>> begin
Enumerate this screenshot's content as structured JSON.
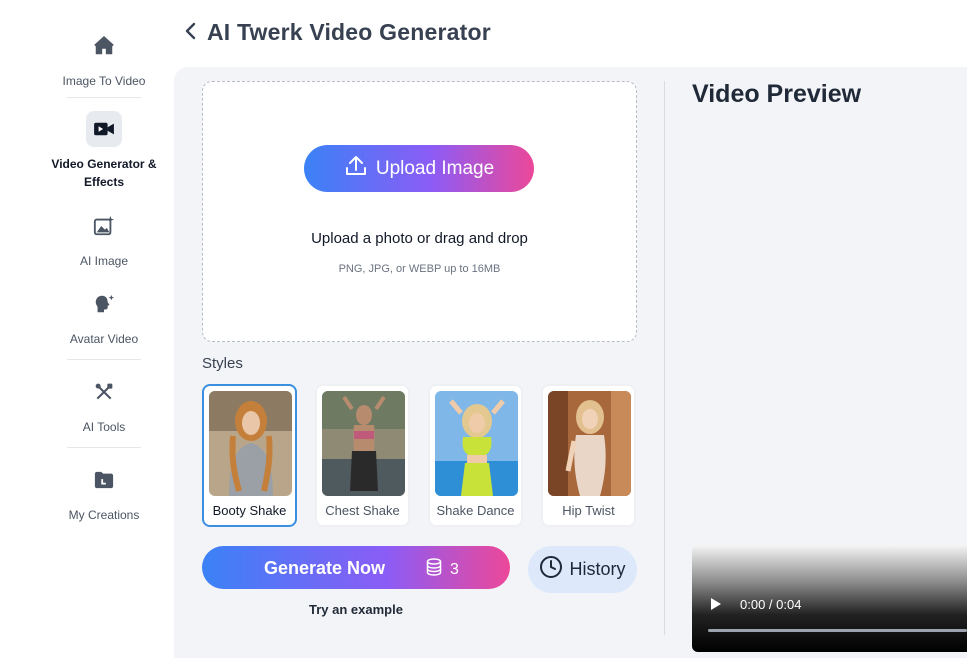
{
  "sidebar": {
    "items": [
      {
        "label": "Image To Video",
        "icon": "home-icon"
      },
      {
        "label": "Video Generator & Effects",
        "icon": "video-camera-icon",
        "active": true
      },
      {
        "label": "AI Image",
        "icon": "ai-image-icon"
      },
      {
        "label": "Avatar Video",
        "icon": "avatar-head-icon"
      },
      {
        "label": "AI Tools",
        "icon": "tools-icon"
      },
      {
        "label": "My Creations",
        "icon": "folder-icon"
      }
    ]
  },
  "header": {
    "title": "AI Twerk Video Generator"
  },
  "upload": {
    "button_label": "Upload Image",
    "hint": "Upload a photo or drag and drop",
    "formats": "PNG, JPG, or WEBP up to 16MB"
  },
  "styles": {
    "label": "Styles",
    "cards": [
      {
        "name": "Booty Shake",
        "selected": true
      },
      {
        "name": "Chest Shake",
        "selected": false
      },
      {
        "name": "Shake Dance",
        "selected": false
      },
      {
        "name": "Hip Twist",
        "selected": false
      }
    ]
  },
  "actions": {
    "generate_label": "Generate Now",
    "credit_cost": "3",
    "history_label": "History",
    "try_example": "Try an example"
  },
  "preview": {
    "title": "Video Preview",
    "time": "0:00 / 0:04",
    "progress": 0
  },
  "colors": {
    "accent_start": "#3b82f6",
    "accent_end": "#ec4899",
    "selected_border": "#3b8fe0"
  }
}
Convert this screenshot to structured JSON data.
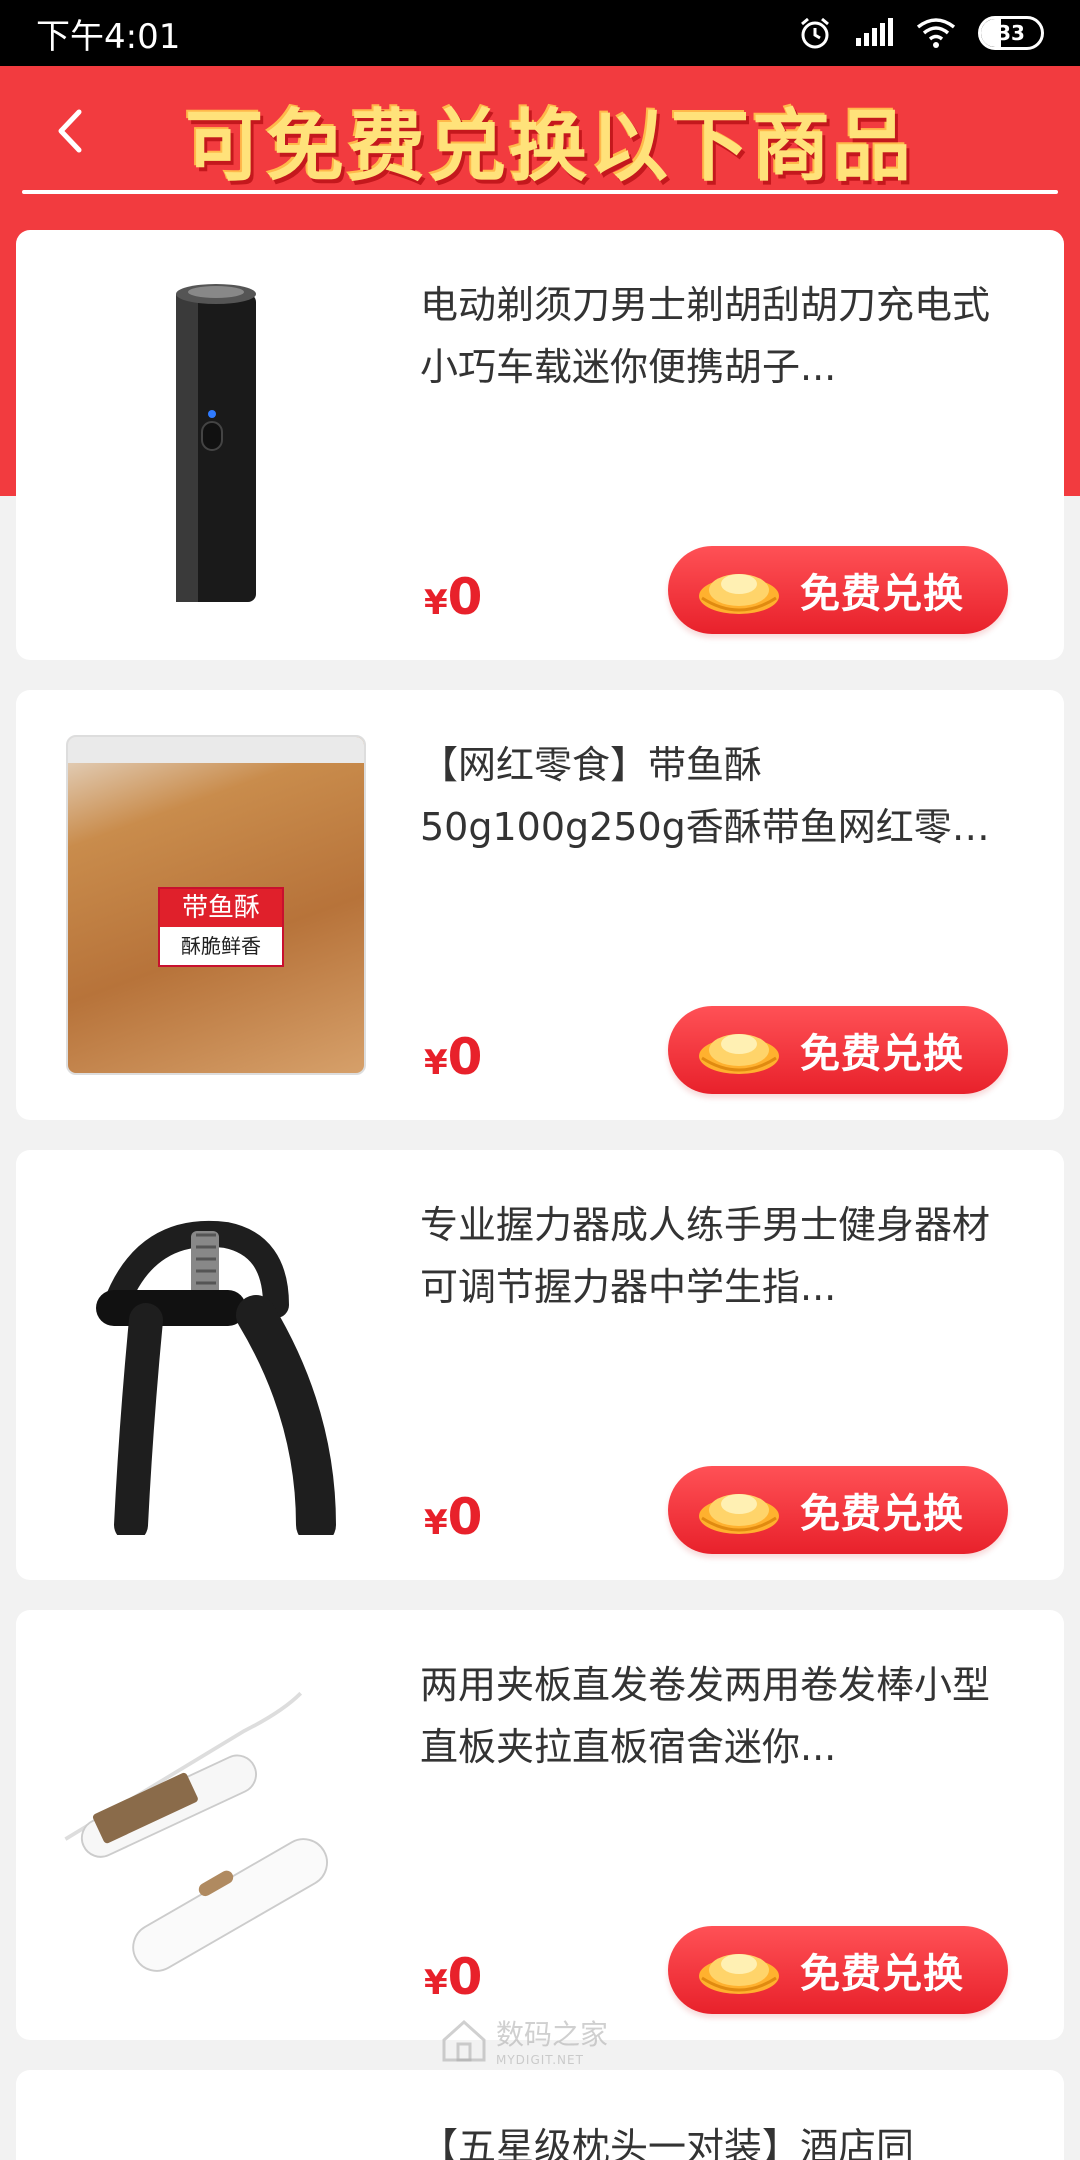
{
  "status_bar": {
    "time": "下午4:01",
    "battery": "33",
    "battery_level": 0.33
  },
  "header": {
    "title": "可免费兑换以下商品",
    "back_icon": "chevron-left-icon"
  },
  "products": [
    {
      "title": "电动剃须刀男士剃胡刮胡刀充电式小巧车载迷你便携胡子...",
      "currency": "¥",
      "price": "0",
      "button_label": "免费兑换",
      "thumbnail": "electric-shaver"
    },
    {
      "title": "【网红零食】带鱼酥50g100g250g香酥带鱼网红零食干货...",
      "currency": "¥",
      "price": "0",
      "button_label": "免费兑换",
      "thumbnail": "fish-snack-bag",
      "thumb_label_1": "带鱼酥",
      "thumb_label_2": "酥脆鲜香"
    },
    {
      "title": "专业握力器成人练手男士健身器材可调节握力器中学生指...",
      "currency": "¥",
      "price": "0",
      "button_label": "免费兑换",
      "thumbnail": "hand-grip"
    },
    {
      "title": "两用夹板直发卷发两用卷发棒小型直板夹拉直板宿舍迷你...",
      "currency": "¥",
      "price": "0",
      "button_label": "免费兑换",
      "thumbnail": "hair-curler"
    },
    {
      "title": "【五星级枕头一对装】酒店同",
      "thumbnail": "pillow"
    }
  ],
  "watermark": {
    "text": "数码之家",
    "sub": "MYDIGIT.NET"
  },
  "colors": {
    "header_red": "#f23b3f",
    "title_yellow": "#ffe27a",
    "price_red": "#e8212b",
    "page_bg": "#f2f2f2"
  }
}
>> end
Write down only how many lines in the listing contain the word "Shake".

3